(Written instruction) The line containing "Read this page and output its text content." marks where to begin; quote it and every line after it through the end of the data, exactly as written.

(Extracted data entries)
-- start --

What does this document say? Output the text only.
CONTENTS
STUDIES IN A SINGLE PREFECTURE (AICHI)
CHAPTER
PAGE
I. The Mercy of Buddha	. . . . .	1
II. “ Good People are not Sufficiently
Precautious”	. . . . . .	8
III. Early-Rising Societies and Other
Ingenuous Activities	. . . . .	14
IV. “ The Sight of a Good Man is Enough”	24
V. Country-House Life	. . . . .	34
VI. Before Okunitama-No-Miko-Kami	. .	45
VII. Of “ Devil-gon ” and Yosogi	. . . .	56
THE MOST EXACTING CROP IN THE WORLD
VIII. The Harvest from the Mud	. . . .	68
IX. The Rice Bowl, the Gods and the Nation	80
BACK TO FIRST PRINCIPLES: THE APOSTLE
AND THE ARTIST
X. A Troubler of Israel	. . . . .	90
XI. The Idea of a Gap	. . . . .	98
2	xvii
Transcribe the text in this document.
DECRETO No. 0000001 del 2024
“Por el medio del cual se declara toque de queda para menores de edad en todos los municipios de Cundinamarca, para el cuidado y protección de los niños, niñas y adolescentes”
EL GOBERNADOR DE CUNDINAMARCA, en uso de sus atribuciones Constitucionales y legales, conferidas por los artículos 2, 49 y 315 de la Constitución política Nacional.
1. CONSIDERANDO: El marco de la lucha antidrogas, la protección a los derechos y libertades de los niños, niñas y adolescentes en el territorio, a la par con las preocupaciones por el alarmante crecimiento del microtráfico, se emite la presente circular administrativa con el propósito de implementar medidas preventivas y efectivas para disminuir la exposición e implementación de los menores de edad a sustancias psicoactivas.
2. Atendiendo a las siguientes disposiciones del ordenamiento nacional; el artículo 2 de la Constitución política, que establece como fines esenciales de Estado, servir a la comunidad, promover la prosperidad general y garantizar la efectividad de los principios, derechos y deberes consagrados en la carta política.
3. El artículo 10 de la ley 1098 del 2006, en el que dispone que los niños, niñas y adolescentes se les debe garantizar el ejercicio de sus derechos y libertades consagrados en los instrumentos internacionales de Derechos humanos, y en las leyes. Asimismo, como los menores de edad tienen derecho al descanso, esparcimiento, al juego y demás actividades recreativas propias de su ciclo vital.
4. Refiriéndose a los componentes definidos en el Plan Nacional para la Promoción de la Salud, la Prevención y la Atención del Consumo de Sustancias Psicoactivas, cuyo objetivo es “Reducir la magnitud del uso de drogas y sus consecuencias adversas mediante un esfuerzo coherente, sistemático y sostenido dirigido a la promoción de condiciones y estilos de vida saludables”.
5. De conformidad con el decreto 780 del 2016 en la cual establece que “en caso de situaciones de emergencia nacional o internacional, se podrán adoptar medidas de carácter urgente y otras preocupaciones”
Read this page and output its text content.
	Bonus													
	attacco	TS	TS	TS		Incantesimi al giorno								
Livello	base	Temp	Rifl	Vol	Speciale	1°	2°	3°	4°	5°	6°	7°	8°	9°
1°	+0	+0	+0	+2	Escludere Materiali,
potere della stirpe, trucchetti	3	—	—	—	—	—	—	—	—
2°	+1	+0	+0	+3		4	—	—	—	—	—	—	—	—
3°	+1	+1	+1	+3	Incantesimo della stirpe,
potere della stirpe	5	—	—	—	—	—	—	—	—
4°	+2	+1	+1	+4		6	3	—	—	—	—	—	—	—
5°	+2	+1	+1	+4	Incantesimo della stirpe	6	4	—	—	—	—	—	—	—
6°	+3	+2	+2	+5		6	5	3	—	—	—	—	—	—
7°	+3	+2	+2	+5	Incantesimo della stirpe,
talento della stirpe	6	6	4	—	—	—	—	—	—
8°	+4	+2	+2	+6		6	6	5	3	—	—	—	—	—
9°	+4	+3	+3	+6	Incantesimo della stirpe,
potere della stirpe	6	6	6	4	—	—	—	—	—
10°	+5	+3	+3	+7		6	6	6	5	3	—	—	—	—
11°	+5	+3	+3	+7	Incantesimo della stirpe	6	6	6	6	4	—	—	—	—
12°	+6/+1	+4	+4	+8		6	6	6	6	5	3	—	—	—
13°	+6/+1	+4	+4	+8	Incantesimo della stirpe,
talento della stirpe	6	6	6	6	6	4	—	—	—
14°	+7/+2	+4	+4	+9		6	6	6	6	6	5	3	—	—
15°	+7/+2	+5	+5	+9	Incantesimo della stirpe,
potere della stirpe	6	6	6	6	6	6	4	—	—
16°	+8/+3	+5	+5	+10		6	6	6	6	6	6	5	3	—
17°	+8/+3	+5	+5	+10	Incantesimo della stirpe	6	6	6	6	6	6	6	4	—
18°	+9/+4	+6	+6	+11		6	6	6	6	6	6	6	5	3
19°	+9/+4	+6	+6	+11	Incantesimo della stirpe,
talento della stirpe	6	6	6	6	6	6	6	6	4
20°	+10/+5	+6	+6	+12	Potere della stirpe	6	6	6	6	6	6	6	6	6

-- end --

(Problem solution)
Read this page and output its text content.
	Bonus													
	attacco	TS	TS	TS		Incantesimi al giorno								
Livello	base	Temp	Rifl	Vol	Speciale	1°	2°	3°	4°	5°	6°	7°	8°	9°
1°	+0	+0	+0	+2	Escludere Materiali,
potere della stirpe, trucchetti	3	—	—	—	—	—	—	—	—
2°	+1	+0	+0	+3		4	—	—	—	—	—	—	—	—
3°	+1	+1	+1	+3	Incantesimo della stirpe,
potere della stirpe	5	—	—	—	—	—	—	—	—
4°	+2	+1	+1	+4		6	3	—	—	—	—	—	—	—
5°	+2	+1	+1	+4	Incantesimo della stirpe	6	4	—	—	—	—	—	—	—
6°	+3	+2	+2	+5		6	5	3	—	—	—	—	—	—
7°	+3	+2	+2	+5	Incantesimo della stirpe,
talento della stirpe	6	6	4	—	—	—	—	—	—
8°	+4	+2	+2	+6		6	6	5	3	—	—	—	—	—
9°	+4	+3	+3	+6	Incantesimo della stirpe,
potere della stirpe	6	6	6	4	—	—	—	—	—
10°	+5	+3	+3	+7		6	6	6	5	3	—	—	—	—
11°	+5	+3	+3	+7	Incantesimo della stirpe	6	6	6	6	4	—	—	—	—
12°	+6/+1	+4	+4	+8		6	6	6	6	5	3	—	—	—
13°	+6/+1	+4	+4	+8	Incantesimo della stirpe,
talento della stirpe	6	6	6	6	6	4	—	—	—
14°	+7/+2	+4	+4	+9		6	6	6	6	6	5	3	—	—
15°	+7/+2	+5	+5	+9	Incantesimo della stirpe,
potere della stirpe	6	6	6	6	6	6	4	—	—
16°	+8/+3	+5	+5	+10		6	6	6	6	6	6	5	3	—
17°	+8/+3	+5	+5	+10	Incantesimo della stirpe	6	6	6	6	6	6	6	4	—
18°	+9/+4	+6	+6	+11		6	6	6	6	6	6	6	5	3
19°	+9/+4	+6	+6	+11	Incantesimo della stirpe,
talento della stirpe	6	6	6	6	6	6	6	6	4
20°	+10/+5	+6	+6	+12	Potere della stirpe	6	6	6	6	6	6	6	6	6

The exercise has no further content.